Every entry needs to be printed exactly, please.
◇ ◇ ◇ ◇
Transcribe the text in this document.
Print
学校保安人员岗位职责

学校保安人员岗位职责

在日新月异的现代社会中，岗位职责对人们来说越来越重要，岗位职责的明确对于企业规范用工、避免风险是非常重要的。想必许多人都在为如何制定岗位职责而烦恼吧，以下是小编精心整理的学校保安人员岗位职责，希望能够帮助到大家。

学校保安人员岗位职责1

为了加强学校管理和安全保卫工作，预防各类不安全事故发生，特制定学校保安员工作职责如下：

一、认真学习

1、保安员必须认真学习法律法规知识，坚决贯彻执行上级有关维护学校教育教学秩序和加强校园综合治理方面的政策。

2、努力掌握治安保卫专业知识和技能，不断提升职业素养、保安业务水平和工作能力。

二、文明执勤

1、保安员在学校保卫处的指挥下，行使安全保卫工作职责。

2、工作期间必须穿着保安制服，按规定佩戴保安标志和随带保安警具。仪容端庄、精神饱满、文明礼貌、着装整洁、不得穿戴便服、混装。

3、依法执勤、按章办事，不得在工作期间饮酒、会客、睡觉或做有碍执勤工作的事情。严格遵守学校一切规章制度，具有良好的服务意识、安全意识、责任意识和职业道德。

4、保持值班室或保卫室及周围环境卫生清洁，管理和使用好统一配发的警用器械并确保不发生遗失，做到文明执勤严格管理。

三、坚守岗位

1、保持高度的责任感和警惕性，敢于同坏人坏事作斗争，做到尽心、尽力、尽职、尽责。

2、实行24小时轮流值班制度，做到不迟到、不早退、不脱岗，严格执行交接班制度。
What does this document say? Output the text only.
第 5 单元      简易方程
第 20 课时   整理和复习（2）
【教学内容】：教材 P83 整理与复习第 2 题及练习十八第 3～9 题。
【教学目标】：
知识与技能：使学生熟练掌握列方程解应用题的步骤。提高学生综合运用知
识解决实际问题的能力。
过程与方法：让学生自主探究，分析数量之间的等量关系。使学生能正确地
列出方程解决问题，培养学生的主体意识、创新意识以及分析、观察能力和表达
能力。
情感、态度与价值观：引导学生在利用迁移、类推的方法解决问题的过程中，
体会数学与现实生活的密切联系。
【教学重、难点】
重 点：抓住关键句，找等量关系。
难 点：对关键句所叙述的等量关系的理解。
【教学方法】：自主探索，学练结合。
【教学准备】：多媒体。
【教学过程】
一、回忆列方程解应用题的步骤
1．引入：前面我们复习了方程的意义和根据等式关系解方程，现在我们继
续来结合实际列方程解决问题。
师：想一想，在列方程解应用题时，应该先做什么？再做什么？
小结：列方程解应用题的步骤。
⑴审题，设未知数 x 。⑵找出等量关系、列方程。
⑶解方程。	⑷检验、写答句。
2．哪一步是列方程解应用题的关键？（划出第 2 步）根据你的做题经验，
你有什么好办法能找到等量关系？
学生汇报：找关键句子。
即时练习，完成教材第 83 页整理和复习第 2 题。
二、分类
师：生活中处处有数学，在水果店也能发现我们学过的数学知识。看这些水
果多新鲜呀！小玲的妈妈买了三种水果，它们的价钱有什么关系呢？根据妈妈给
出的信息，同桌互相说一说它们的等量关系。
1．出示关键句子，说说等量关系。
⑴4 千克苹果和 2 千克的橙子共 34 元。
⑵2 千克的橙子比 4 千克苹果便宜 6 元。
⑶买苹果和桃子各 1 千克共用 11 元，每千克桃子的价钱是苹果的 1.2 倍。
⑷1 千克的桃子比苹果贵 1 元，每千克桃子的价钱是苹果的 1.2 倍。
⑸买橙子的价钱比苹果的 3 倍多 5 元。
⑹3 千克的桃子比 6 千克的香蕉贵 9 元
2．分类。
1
◇ ◇ ◇ ◇
RESPONSE TO THIS TASK:
Transcribe the text in this document.
Print
学校保安人员岗位职责

学校保安人员岗位职责

在日新月异的现代社会中，岗位职责对人们来说越来越重要，岗位职责的明确对于企业规范用工、避免风险是非常重要的。想必许多人都在为如何制定岗位职责而烦恼吧，以下是小编精心整理的学校保安人员岗位职责，希望能够帮助到大家。

学校保安人员岗位职责1

为了加强学校管理和安全保卫工作，预防各类不安全事故发生，特制定学校保安员工作职责如下：

一、认真学习

1、保安员必须认真学习法律法规知识，坚决贯彻执行上级有关维护学校教育教学秩序和加强校园综合治理方面的政策。

2、努力掌握治安保卫专业知识和技能，不断提升职业素养、保安业务水平和工作能力。

二、文明执勤

1、保安员在学校保卫处的指挥下，行使安全保卫工作职责。

2、工作期间必须穿着保安制服，按规定佩戴保安标志和随带保安警具。仪容端庄、精神饱满、文明礼貌、着装整洁、不得穿戴便服、混装。

3、依法执勤、按章办事，不得在工作期间饮酒、会客、睡觉或做有碍执勤工作的事情。严格遵守学校一切规章制度，具有良好的服务意识、安全意识、责任意识和职业道德。

4、保持值班室或保卫室及周围环境卫生清洁，管理和使用好统一配发的警用器械并确保不发生遗失，做到文明执勤严格管理。

三、坚守岗位

1、保持高度的责任感和警惕性，敢于同坏人坏事作斗争，做到尽心、尽力、尽职、尽责。

2、实行24小时轮流值班制度，做到不迟到、不早退、不脱岗，严格执行交接班制度。
What does this document say? Output the text only.
第 5 单元      简易方程
第 20 课时   整理和复习（2）
【教学内容】：教材 P83 整理与复习第 2 题及练习十八第 3～9 题。
【教学目标】：
知识与技能：使学生熟练掌握列方程解应用题的步骤。提高学生综合运用知
识解决实际问题的能力。
过程与方法：让学生自主探究，分析数量之间的等量关系。使学生能正确地
列出方程解决问题，培养学生的主体意识、创新意识以及分析、观察能力和表达
能力。
情感、态度与价值观：引导学生在利用迁移、类推的方法解决问题的过程中，
体会数学与现实生活的密切联系。
【教学重、难点】
重 点：抓住关键句，找等量关系。
难 点：对关键句所叙述的等量关系的理解。
【教学方法】：自主探索，学练结合。
【教学准备】：多媒体。
【教学过程】
一、回忆列方程解应用题的步骤
1．引入：前面我们复习了方程的意义和根据等式关系解方程，现在我们继
续来结合实际列方程解决问题。
师：想一想，在列方程解应用题时，应该先做什么？再做什么？
小结：列方程解应用题的步骤。
⑴审题，设未知数 x 。⑵找出等量关系、列方程。
⑶解方程。	⑷检验、写答句。
2．哪一步是列方程解应用题的关键？（划出第 2 步）根据你的做题经验，
你有什么好办法能找到等量关系？
学生汇报：找关键句子。
即时练习，完成教材第 83 页整理和复习第 2 题。
二、分类
师：生活中处处有数学，在水果店也能发现我们学过的数学知识。看这些水
果多新鲜呀！小玲的妈妈买了三种水果，它们的价钱有什么关系呢？根据妈妈给
出的信息，同桌互相说一说它们的等量关系。
1．出示关键句子，说说等量关系。
⑴4 千克苹果和 2 千克的橙子共 34 元。
⑵2 千克的橙子比 4 千克苹果便宜 6 元。
⑶买苹果和桃子各 1 千克共用 11 元，每千克桃子的价钱是苹果的 1.2 倍。
⑷1 千克的桃子比苹果贵 1 元，每千克桃子的价钱是苹果的 1.2 倍。
⑸买橙子的价钱比苹果的 3 倍多 5 元。
⑹3 千克的桃子比 6 千克的香蕉贵 9 元
2．分类。
1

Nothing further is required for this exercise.